» **Dataset entries**
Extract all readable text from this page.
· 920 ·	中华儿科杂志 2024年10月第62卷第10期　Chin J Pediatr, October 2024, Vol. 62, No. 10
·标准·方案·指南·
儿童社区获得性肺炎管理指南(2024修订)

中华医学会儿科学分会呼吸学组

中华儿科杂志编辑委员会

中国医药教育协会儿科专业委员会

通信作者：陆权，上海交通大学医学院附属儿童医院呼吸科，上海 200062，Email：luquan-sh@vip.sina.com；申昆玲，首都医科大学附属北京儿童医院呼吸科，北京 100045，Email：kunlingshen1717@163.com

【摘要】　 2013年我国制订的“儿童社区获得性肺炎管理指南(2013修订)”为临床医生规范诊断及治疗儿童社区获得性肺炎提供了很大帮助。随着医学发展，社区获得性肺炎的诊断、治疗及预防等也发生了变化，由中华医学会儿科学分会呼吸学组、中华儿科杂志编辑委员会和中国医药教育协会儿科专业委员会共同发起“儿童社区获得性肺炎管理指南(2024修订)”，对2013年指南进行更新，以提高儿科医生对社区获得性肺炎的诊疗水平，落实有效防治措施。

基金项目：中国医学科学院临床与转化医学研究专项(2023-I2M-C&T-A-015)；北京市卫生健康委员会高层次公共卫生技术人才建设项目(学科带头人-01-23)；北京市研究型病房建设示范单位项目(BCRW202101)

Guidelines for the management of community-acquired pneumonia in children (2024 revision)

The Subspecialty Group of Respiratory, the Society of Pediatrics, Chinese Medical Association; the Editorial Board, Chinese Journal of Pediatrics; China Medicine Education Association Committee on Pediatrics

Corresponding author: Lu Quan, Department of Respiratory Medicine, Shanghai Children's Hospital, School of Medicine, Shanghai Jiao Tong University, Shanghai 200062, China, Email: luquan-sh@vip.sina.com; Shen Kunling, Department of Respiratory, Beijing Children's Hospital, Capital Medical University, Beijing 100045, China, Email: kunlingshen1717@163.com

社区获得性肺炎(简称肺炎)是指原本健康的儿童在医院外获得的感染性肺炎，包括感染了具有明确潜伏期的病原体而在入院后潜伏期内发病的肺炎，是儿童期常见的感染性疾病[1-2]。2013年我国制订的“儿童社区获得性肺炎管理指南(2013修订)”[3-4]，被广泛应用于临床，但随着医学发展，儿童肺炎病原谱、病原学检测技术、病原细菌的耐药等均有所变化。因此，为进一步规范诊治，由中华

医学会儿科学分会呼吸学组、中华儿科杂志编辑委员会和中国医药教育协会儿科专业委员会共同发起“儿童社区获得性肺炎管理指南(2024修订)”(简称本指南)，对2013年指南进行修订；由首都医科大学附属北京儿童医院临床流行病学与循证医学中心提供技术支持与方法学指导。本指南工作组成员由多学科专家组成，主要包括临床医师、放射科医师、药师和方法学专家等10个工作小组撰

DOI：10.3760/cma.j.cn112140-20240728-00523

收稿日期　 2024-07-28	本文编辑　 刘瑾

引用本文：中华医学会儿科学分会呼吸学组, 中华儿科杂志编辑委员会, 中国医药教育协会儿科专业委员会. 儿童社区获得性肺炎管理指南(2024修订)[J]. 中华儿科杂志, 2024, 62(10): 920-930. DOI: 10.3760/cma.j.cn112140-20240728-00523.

» **WORK INSTRUCTIONS**
Retype the material above, line by line, exactly.

» **EXERCISE ANSWER**
Extract all readable text from this page.
· 920 ·	中华儿科杂志 2024年10月第62卷第10期　Chin J Pediatr, October 2024, Vol. 62, No. 10
·标准·方案·指南·
儿童社区获得性肺炎管理指南(2024修订)

中华医学会儿科学分会呼吸学组

中华儿科杂志编辑委员会

中国医药教育协会儿科专业委员会

通信作者：陆权，上海交通大学医学院附属儿童医院呼吸科，上海 200062，Email：luquan-sh@vip.sina.com；申昆玲，首都医科大学附属北京儿童医院呼吸科，北京 100045，Email：kunlingshen1717@163.com

【摘要】　 2013年我国制订的“儿童社区获得性肺炎管理指南(2013修订)”为临床医生规范诊断及治疗儿童社区获得性肺炎提供了很大帮助。随着医学发展，社区获得性肺炎的诊断、治疗及预防等也发生了变化，由中华医学会儿科学分会呼吸学组、中华儿科杂志编辑委员会和中国医药教育协会儿科专业委员会共同发起“儿童社区获得性肺炎管理指南(2024修订)”，对2013年指南进行更新，以提高儿科医生对社区获得性肺炎的诊疗水平，落实有效防治措施。

基金项目：中国医学科学院临床与转化医学研究专项(2023-I2M-C&T-A-015)；北京市卫生健康委员会高层次公共卫生技术人才建设项目(学科带头人-01-23)；北京市研究型病房建设示范单位项目(BCRW202101)

Guidelines for the management of community-acquired pneumonia in children (2024 revision)

The Subspecialty Group of Respiratory, the Society of Pediatrics, Chinese Medical Association; the Editorial Board, Chinese Journal of Pediatrics; China Medicine Education Association Committee on Pediatrics

Corresponding author: Lu Quan, Department of Respiratory Medicine, Shanghai Children's Hospital, School of Medicine, Shanghai Jiao Tong University, Shanghai 200062, China, Email: luquan-sh@vip.sina.com; Shen Kunling, Department of Respiratory, Beijing Children's Hospital, Capital Medical University, Beijing 100045, China, Email: kunlingshen1717@163.com

社区获得性肺炎(简称肺炎)是指原本健康的儿童在医院外获得的感染性肺炎，包括感染了具有明确潜伏期的病原体而在入院后潜伏期内发病的肺炎，是儿童期常见的感染性疾病[1-2]。2013年我国制订的“儿童社区获得性肺炎管理指南(2013修订)”[3-4]，被广泛应用于临床，但随着医学发展，儿童肺炎病原谱、病原学检测技术、病原细菌的耐药等均有所变化。因此，为进一步规范诊治，由中华

医学会儿科学分会呼吸学组、中华儿科杂志编辑委员会和中国医药教育协会儿科专业委员会共同发起“儿童社区获得性肺炎管理指南(2024修订)”(简称本指南)，对2013年指南进行修订；由首都医科大学附属北京儿童医院临床流行病学与循证医学中心提供技术支持与方法学指导。本指南工作组成员由多学科专家组成，主要包括临床医师、放射科医师、药师和方法学专家等10个工作小组撰

DOI：10.3760/cma.j.cn112140-20240728-00523

收稿日期　 2024-07-28	本文编辑　 刘瑾

引用本文：中华医学会儿科学分会呼吸学组, 中华儿科杂志编辑委员会, 中国医药教育协会儿科专业委员会. 儿童社区获得性肺炎管理指南(2024修订)[J]. 中华儿科杂志, 2024, 62(10): 920-930. DOI: 10.3760/cma.j.cn112140-20240728-00523.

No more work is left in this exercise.